• Direction: Repeat each line verbatim, starting with the line that contains "user-icon — [505, 103, 529, 128]" and going on through the line that contains "side-drawer: FairyPrincessKristy My".

• Source records:
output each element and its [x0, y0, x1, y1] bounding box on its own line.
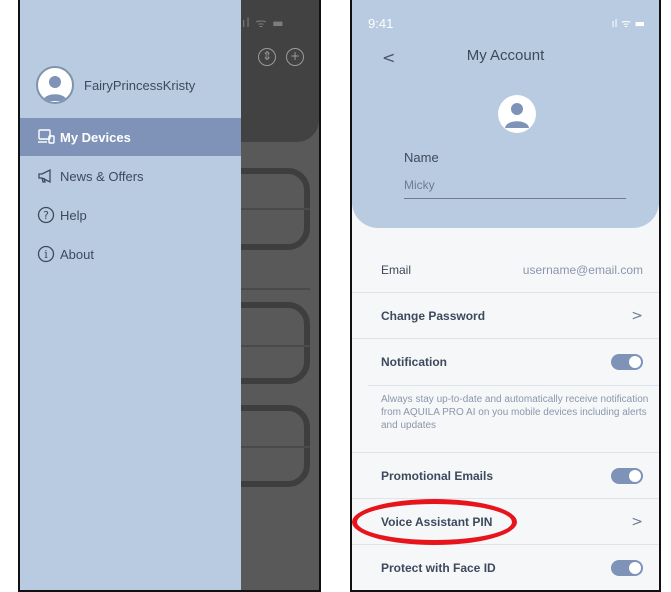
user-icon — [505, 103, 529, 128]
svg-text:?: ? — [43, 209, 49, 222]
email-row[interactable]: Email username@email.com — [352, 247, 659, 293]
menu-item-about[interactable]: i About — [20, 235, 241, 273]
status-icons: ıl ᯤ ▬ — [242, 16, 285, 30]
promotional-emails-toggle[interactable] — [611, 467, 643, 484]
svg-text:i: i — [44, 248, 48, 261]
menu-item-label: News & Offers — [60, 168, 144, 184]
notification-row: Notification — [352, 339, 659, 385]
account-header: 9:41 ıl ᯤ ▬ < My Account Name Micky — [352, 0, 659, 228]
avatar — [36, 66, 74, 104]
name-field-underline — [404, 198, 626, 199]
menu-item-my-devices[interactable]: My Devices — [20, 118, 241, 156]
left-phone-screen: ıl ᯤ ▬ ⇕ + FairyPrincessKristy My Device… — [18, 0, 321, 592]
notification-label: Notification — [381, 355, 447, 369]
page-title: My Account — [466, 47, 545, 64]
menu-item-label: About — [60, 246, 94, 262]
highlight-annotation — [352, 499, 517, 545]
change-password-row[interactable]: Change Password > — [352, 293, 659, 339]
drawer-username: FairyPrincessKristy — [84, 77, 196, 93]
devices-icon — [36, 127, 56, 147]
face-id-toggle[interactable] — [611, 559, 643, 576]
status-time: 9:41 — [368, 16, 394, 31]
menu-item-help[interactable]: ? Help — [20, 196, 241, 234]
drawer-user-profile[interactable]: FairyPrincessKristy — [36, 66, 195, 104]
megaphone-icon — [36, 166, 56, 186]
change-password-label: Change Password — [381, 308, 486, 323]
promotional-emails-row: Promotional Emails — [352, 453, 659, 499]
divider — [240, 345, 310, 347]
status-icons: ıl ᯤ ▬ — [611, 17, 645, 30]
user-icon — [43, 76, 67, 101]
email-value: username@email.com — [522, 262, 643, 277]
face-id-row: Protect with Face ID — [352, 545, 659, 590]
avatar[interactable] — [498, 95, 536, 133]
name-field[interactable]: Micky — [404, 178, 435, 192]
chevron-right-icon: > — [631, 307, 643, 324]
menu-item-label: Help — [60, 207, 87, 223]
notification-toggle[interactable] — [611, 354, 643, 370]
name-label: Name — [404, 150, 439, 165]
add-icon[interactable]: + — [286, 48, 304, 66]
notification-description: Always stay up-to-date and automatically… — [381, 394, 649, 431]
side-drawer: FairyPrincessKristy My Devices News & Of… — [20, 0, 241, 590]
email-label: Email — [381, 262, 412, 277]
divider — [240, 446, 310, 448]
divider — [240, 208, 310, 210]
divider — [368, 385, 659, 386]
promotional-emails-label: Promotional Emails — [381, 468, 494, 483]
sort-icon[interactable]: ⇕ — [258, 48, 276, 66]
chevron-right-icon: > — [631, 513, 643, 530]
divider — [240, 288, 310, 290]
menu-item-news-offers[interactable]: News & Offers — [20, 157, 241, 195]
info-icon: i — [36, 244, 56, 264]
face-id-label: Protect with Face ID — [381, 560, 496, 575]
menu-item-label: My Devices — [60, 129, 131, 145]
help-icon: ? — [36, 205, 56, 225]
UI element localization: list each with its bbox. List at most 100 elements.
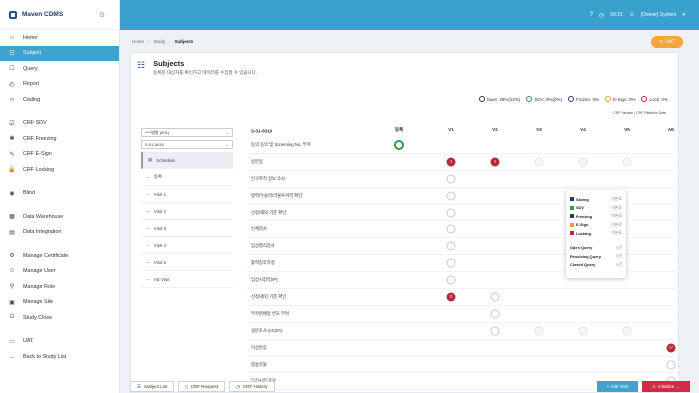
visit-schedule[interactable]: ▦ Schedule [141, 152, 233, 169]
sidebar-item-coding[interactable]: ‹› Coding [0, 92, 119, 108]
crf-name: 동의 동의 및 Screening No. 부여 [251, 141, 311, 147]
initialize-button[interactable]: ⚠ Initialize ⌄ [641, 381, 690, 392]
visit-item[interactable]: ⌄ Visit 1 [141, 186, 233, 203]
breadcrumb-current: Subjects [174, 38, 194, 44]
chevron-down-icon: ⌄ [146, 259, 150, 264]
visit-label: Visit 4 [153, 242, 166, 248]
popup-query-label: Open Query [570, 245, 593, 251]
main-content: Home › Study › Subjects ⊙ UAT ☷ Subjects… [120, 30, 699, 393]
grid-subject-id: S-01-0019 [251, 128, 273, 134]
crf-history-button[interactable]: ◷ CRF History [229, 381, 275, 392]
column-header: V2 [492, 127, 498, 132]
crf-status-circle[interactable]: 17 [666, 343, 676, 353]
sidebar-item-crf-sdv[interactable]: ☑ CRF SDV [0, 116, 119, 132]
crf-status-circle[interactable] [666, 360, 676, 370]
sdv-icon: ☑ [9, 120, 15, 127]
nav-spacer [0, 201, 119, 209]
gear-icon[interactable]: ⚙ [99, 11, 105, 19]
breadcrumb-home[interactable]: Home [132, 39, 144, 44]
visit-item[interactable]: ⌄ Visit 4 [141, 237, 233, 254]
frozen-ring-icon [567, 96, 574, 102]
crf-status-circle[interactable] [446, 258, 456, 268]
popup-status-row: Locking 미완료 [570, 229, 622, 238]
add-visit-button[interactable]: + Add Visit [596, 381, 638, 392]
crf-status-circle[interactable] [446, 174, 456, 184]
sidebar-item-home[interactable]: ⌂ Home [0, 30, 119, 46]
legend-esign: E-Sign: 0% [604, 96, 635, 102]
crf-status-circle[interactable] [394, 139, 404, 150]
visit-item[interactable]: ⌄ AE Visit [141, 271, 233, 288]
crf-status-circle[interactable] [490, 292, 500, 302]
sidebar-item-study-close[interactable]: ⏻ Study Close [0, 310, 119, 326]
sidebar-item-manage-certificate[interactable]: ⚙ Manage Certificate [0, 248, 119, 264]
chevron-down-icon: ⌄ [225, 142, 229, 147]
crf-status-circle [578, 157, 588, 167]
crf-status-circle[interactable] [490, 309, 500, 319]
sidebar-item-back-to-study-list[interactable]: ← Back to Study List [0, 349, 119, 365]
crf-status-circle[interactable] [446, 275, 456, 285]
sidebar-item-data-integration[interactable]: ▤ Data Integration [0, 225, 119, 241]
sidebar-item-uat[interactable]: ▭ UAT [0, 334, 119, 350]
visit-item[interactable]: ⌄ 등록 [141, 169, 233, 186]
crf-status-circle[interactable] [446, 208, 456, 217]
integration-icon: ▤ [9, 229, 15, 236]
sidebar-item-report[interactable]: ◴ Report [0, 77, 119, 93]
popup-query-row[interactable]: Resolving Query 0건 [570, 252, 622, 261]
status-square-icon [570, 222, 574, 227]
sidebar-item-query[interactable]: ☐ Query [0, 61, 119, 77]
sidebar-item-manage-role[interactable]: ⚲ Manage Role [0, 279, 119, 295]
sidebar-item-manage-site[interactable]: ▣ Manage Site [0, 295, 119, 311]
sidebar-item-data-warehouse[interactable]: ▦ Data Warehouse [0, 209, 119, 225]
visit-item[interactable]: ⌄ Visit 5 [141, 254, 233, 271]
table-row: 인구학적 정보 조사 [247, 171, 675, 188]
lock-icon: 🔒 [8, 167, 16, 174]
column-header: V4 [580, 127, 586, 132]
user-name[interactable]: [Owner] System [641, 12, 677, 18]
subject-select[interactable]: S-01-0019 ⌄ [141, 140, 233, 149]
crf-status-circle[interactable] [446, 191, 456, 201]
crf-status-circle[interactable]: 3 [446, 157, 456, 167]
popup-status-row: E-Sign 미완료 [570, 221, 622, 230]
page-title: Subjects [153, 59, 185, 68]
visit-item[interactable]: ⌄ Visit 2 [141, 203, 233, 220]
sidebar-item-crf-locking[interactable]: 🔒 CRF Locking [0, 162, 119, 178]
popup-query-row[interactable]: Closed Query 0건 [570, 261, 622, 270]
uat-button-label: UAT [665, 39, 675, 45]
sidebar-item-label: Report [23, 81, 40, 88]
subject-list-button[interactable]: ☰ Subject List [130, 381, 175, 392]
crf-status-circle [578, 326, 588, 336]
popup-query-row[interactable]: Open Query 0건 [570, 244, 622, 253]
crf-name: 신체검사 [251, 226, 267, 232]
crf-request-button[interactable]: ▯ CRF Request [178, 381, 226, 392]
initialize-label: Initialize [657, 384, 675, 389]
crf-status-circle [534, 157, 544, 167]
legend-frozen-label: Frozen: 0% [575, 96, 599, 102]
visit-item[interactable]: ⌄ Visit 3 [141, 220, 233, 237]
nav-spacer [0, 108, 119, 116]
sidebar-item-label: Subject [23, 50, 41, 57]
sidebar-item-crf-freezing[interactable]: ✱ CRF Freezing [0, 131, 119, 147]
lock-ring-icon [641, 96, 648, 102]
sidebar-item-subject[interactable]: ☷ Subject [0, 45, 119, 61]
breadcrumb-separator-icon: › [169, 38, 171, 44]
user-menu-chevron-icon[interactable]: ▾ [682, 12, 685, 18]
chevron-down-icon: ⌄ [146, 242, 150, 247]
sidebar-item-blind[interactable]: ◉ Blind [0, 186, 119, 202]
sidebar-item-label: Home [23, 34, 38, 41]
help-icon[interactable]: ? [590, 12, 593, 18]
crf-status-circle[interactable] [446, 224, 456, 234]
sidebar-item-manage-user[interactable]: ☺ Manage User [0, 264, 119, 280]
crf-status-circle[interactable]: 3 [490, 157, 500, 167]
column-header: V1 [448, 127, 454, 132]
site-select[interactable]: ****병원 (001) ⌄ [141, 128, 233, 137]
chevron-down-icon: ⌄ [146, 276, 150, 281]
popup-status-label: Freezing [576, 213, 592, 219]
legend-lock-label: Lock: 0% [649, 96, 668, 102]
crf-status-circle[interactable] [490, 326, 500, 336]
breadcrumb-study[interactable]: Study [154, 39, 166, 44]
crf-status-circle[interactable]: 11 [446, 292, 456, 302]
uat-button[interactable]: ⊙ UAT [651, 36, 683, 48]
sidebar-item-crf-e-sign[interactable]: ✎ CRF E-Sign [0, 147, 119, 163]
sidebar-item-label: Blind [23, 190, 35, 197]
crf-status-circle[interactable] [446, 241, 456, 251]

• Full answer:
user-icon — [505, 103, 529, 128]
svg-text:?: ? — [43, 209, 49, 222]
email-row[interactable]: Email username@email.com — [352, 247, 659, 293]
menu-item-about[interactable]: i About — [20, 235, 241, 273]
status-icons: ıl ᯤ ▬ — [242, 16, 285, 30]
promotional-emails-toggle[interactable] — [611, 467, 643, 484]
svg-text:i: i — [44, 248, 48, 261]
menu-item-label: News & Offers — [60, 168, 144, 184]
notification-row: Notification — [352, 339, 659, 385]
account-header: 9:41 ıl ᯤ ▬ < My Account Name Micky — [352, 0, 659, 228]
avatar — [36, 66, 74, 104]
name-field-underline — [404, 198, 626, 199]
menu-item-my-devices[interactable]: My Devices — [20, 118, 241, 156]
left-phone-screen: ıl ᯤ ▬ ⇕ + FairyPrincessKristy My Device… — [18, 0, 321, 592]
notification-label: Notification — [381, 355, 447, 369]
page-title: My Account — [466, 47, 545, 64]
menu-item-label: About — [60, 246, 94, 262]
highlight-annotation — [352, 499, 517, 545]
change-password-row[interactable]: Change Password > — [352, 293, 659, 339]
drawer-username: FairyPrincessKristy — [84, 77, 196, 93]
devices-icon — [36, 127, 56, 147]
face-id-toggle[interactable] — [611, 559, 643, 576]
status-time: 9:41 — [368, 16, 394, 31]
menu-item-help[interactable]: ? Help — [20, 196, 241, 234]
drawer-user-profile[interactable]: FairyPrincessKristy — [36, 66, 195, 104]
megaphone-icon — [36, 166, 56, 186]
change-password-label: Change Password — [381, 308, 486, 323]
promotional-emails-row: Promotional Emails — [352, 453, 659, 499]
divider — [240, 345, 310, 347]
status-icons: ıl ᯤ ▬ — [611, 17, 645, 30]
user-icon — [43, 76, 67, 101]
email-value: username@email.com — [522, 262, 643, 277]
face-id-row: Protect with Face ID — [352, 545, 659, 590]
avatar[interactable] — [498, 95, 536, 133]
name-field[interactable]: Micky — [404, 178, 435, 192]
chevron-right-icon: > — [631, 307, 643, 324]
menu-item-label: Help — [60, 207, 87, 223]
notification-toggle[interactable] — [611, 354, 643, 370]
name-label: Name — [404, 150, 439, 165]
add-icon[interactable]: + — [286, 48, 304, 66]
notification-description: Always stay up-to-date and automatically… — [381, 394, 649, 431]
side-drawer: FairyPrincessKristy My Devices News & Of… — [20, 0, 241, 590]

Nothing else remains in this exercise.